▶ Element and region data
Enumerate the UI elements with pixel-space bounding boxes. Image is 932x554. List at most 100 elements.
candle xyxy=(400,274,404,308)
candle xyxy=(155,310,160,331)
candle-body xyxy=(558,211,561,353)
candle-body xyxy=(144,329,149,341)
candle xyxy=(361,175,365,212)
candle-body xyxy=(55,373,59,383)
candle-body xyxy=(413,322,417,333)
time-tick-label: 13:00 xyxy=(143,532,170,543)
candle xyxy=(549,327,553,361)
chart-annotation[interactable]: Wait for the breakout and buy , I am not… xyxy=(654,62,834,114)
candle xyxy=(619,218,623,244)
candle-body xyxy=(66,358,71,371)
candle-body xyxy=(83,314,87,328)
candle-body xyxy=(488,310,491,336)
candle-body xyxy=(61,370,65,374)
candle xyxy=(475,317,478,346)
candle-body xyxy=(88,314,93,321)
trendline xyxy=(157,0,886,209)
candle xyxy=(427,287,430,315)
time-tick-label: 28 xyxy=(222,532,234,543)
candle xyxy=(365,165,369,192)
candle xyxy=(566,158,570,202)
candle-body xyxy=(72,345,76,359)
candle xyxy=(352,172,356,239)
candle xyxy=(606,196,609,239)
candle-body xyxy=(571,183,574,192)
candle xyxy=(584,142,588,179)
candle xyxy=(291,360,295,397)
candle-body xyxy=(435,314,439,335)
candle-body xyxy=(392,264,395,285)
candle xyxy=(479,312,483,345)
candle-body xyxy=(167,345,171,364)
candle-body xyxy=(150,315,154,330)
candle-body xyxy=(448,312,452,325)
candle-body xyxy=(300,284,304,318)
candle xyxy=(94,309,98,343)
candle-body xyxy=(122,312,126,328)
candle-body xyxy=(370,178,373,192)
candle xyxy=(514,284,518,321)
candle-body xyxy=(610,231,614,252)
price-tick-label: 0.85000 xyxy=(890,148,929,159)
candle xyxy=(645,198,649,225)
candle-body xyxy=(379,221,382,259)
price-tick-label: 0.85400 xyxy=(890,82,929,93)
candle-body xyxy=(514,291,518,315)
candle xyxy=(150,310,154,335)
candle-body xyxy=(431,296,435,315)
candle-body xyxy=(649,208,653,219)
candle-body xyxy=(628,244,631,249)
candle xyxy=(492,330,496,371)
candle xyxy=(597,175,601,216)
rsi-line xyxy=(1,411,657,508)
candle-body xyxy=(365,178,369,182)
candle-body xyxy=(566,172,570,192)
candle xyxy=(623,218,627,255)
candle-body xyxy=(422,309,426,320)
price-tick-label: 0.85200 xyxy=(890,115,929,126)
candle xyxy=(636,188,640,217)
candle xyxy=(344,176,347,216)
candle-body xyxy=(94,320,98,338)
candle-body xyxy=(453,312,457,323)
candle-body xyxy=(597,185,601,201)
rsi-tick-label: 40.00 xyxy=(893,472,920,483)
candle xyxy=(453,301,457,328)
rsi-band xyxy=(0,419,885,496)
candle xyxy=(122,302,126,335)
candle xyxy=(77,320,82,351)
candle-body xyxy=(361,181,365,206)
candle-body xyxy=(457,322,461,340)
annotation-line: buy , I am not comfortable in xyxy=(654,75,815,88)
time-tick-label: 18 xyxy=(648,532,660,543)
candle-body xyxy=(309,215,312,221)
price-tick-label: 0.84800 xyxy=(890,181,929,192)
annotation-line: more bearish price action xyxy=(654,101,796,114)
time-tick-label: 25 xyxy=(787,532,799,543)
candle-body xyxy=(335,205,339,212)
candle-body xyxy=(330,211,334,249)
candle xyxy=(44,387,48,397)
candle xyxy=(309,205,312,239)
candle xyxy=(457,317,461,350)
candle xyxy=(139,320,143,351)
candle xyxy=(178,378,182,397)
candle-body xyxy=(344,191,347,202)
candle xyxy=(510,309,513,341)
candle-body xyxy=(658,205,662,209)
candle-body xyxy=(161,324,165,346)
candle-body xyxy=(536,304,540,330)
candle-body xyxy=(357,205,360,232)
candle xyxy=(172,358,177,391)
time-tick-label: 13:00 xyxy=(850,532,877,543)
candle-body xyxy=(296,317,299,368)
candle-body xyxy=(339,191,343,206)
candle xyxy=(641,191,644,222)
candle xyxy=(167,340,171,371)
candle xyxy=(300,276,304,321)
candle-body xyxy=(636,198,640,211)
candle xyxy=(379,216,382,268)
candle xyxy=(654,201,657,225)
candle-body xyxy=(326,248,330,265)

▶ To do
Retype the items word for word, starting at the first line and ending at the line that contains "candle xyxy=(597,175,601,216)", with both of those lines included.

▶ Problem solution
Enumerate the UI elements with pixel-space bounding boxes. Image is 932x554. List at most 100 elements.
candle xyxy=(400,274,404,308)
candle xyxy=(155,310,160,331)
candle-body xyxy=(558,211,561,353)
candle-body xyxy=(144,329,149,341)
candle xyxy=(361,175,365,212)
candle-body xyxy=(55,373,59,383)
candle-body xyxy=(413,322,417,333)
time-tick-label: 13:00 xyxy=(143,532,170,543)
candle xyxy=(549,327,553,361)
chart-annotation[interactable]: Wait for the breakout and buy , I am not… xyxy=(654,62,834,114)
candle xyxy=(619,218,623,244)
candle-body xyxy=(66,358,71,371)
candle-body xyxy=(83,314,87,328)
candle-body xyxy=(488,310,491,336)
candle-body xyxy=(61,370,65,374)
candle xyxy=(475,317,478,346)
candle-body xyxy=(88,314,93,321)
trendline xyxy=(157,0,886,209)
candle xyxy=(427,287,430,315)
time-tick-label: 28 xyxy=(222,532,234,543)
candle xyxy=(365,165,369,192)
candle xyxy=(566,158,570,202)
candle-body xyxy=(72,345,76,359)
candle xyxy=(352,172,356,239)
candle xyxy=(606,196,609,239)
candle-body xyxy=(571,183,574,192)
candle xyxy=(584,142,588,179)
candle xyxy=(291,360,295,397)
candle-body xyxy=(435,314,439,335)
candle-body xyxy=(392,264,395,285)
candle xyxy=(479,312,483,345)
candle-body xyxy=(167,345,171,364)
candle-body xyxy=(150,315,154,330)
candle-body xyxy=(448,312,452,325)
candle-body xyxy=(300,284,304,318)
candle xyxy=(94,309,98,343)
candle-body xyxy=(122,312,126,328)
candle-body xyxy=(370,178,373,192)
candle xyxy=(514,284,518,321)
candle-body xyxy=(610,231,614,252)
price-tick-label: 0.85000 xyxy=(890,148,929,159)
candle xyxy=(645,198,649,225)
candle-body xyxy=(379,221,382,259)
price-tick-label: 0.85400 xyxy=(890,82,929,93)
candle-body xyxy=(514,291,518,315)
candle xyxy=(150,310,154,335)
candle-body xyxy=(431,296,435,315)
candle-body xyxy=(649,208,653,219)
candle-body xyxy=(628,244,631,249)
candle xyxy=(492,330,496,371)
candle xyxy=(597,175,601,216)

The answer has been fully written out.